■ **Task brief**
Only lines holding the string "التنقيح" are wanted; copy each one from the material.

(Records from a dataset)
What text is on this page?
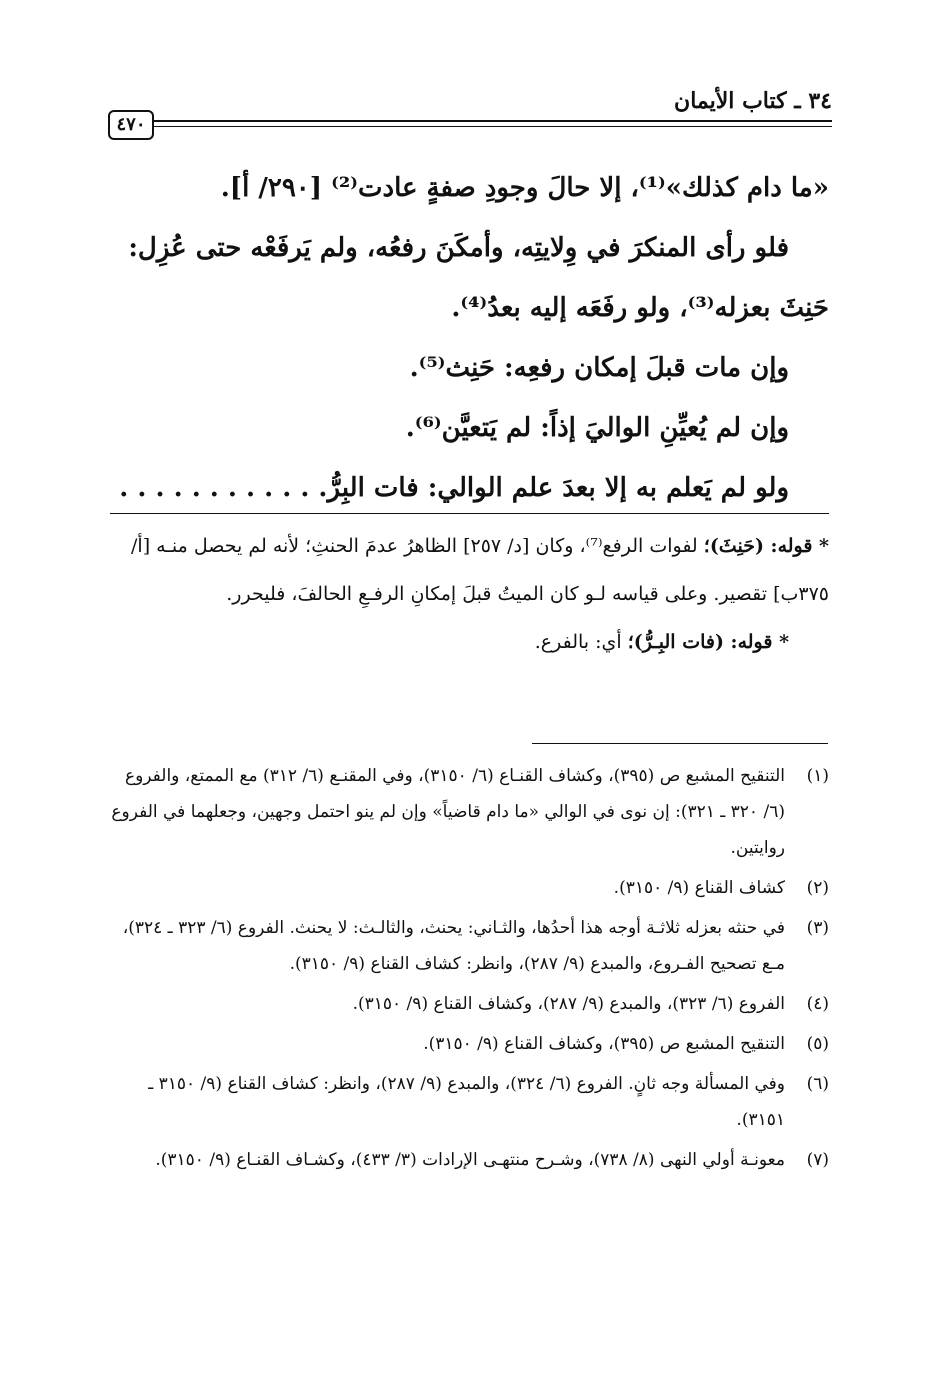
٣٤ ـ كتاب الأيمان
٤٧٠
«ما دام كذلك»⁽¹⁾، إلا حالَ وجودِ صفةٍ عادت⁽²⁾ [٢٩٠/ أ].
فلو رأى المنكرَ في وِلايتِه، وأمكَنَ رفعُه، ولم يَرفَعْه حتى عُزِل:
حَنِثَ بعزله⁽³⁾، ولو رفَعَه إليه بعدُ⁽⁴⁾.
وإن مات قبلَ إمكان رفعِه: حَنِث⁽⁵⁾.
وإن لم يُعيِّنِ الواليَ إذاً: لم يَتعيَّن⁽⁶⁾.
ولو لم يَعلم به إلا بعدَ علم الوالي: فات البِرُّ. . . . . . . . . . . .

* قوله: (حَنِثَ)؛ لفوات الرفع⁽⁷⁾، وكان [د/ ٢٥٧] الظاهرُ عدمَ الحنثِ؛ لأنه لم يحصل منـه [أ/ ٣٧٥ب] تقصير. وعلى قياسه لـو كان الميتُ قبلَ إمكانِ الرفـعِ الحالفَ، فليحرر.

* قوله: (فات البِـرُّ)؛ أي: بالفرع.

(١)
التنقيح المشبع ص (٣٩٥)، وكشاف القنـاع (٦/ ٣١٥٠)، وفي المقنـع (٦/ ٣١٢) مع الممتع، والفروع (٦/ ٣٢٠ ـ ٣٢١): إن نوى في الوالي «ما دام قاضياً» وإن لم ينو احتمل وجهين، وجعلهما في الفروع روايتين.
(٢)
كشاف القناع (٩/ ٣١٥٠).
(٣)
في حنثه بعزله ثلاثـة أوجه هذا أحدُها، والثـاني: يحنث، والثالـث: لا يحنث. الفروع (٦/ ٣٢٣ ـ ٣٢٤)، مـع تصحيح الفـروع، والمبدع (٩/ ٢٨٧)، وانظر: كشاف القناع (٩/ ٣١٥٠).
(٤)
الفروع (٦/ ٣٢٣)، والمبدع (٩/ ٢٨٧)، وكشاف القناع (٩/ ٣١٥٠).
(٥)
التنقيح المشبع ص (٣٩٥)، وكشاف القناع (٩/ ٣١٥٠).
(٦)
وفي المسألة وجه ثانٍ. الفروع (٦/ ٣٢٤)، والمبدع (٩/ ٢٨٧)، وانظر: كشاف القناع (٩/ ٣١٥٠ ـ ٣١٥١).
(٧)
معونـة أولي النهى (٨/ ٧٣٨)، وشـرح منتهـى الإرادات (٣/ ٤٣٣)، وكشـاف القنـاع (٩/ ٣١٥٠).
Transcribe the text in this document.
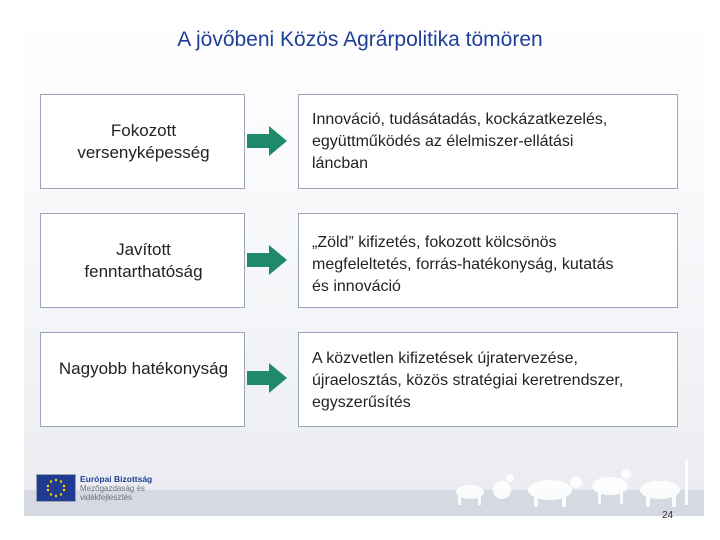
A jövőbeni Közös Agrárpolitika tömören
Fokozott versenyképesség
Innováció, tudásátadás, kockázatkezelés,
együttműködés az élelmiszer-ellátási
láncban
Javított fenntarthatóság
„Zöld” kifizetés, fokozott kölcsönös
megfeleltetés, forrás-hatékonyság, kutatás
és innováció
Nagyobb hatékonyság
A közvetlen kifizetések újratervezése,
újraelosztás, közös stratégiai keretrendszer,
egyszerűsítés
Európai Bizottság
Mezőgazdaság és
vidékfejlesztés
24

■ **Written reply**
التنقيح المشبع ص (٣٩٥)، وكشاف القنـاع (٦/ ٣١٥٠)، وفي المقنـع (٦/ ٣١٢) مع الممتع، والفروع (٦/ ٣٢٠ ـ ٣٢١): إن نوى في الوالي «ما دام قاضياً» وإن لم ينو احتمل وجهين، وجعلهما في الفروع روايتين.
التنقيح المشبع ص (٣٩٥)، وكشاف القناع (٩/ ٣١٥٠).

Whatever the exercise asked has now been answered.